# Start of RECORD EXCERPTS

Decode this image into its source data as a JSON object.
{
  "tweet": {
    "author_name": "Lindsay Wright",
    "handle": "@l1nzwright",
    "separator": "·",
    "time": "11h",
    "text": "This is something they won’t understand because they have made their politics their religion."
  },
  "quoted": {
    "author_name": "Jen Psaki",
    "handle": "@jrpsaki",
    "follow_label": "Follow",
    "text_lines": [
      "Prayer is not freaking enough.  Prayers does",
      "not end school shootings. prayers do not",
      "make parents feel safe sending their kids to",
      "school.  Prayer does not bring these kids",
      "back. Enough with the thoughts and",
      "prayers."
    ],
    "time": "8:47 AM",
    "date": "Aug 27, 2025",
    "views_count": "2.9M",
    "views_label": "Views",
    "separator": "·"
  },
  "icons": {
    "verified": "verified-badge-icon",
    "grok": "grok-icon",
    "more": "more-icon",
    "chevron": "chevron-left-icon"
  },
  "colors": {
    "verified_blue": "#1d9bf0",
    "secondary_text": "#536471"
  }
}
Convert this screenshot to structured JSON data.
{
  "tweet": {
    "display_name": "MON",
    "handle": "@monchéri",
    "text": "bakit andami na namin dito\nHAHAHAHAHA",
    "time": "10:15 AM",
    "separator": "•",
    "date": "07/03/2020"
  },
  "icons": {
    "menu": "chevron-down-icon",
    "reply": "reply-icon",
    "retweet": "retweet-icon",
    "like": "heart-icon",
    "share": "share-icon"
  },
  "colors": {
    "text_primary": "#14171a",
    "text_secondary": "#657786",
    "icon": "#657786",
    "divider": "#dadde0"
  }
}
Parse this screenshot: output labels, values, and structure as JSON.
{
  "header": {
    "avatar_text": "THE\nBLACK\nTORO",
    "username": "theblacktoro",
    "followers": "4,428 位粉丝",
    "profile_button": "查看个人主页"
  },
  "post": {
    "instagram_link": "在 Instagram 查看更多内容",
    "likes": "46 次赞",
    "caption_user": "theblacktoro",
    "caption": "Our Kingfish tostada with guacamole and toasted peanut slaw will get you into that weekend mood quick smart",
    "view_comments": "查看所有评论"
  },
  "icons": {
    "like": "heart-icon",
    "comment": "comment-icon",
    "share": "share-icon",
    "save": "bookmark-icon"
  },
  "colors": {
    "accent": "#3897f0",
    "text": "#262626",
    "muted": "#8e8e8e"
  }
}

# End of RECORD EXCERPTS

(TASK REQUIREMENTS) Write each line above out exactly.

(SOLVED PROBLEM)
Decode this image into its source data as a JSON object.
{
  "tweet": {
    "author_name": "Lindsay Wright",
    "handle": "@l1nzwright",
    "separator": "·",
    "time": "11h",
    "text": "This is something they won’t understand because they have made their politics their religion."
  },
  "quoted": {
    "author_name": "Jen Psaki",
    "handle": "@jrpsaki",
    "follow_label": "Follow",
    "text_lines": [
      "Prayer is not freaking enough.  Prayers does",
      "not end school shootings. prayers do not",
      "make parents feel safe sending their kids to",
      "school.  Prayer does not bring these kids",
      "back. Enough with the thoughts and",
      "prayers."
    ],
    "time": "8:47 AM",
    "date": "Aug 27, 2025",
    "views_count": "2.9M",
    "views_label": "Views",
    "separator": "·"
  },
  "icons": {
    "verified": "verified-badge-icon",
    "grok": "grok-icon",
    "more": "more-icon",
    "chevron": "chevron-left-icon"
  },
  "colors": {
    "verified_blue": "#1d9bf0",
    "secondary_text": "#536471"
  }
}
Convert this screenshot to structured JSON data.
{
  "tweet": {
    "display_name": "MON",
    "handle": "@monchéri",
    "text": "bakit andami na namin dito\nHAHAHAHAHA",
    "time": "10:15 AM",
    "separator": "•",
    "date": "07/03/2020"
  },
  "icons": {
    "menu": "chevron-down-icon",
    "reply": "reply-icon",
    "retweet": "retweet-icon",
    "like": "heart-icon",
    "share": "share-icon"
  },
  "colors": {
    "text_primary": "#14171a",
    "text_secondary": "#657786",
    "icon": "#657786",
    "divider": "#dadde0"
  }
}
Parse this screenshot: output labels, values, and structure as JSON.
{
  "header": {
    "avatar_text": "THE\nBLACK\nTORO",
    "username": "theblacktoro",
    "followers": "4,428 位粉丝",
    "profile_button": "查看个人主页"
  },
  "post": {
    "instagram_link": "在 Instagram 查看更多内容",
    "likes": "46 次赞",
    "caption_user": "theblacktoro",
    "caption": "Our Kingfish tostada with guacamole and toasted peanut slaw will get you into that weekend mood quick smart",
    "view_comments": "查看所有评论"
  },
  "icons": {
    "like": "heart-icon",
    "comment": "comment-icon",
    "share": "share-icon",
    "save": "bookmark-icon"
  },
  "colors": {
    "accent": "#3897f0",
    "text": "#262626",
    "muted": "#8e8e8e"
  }
}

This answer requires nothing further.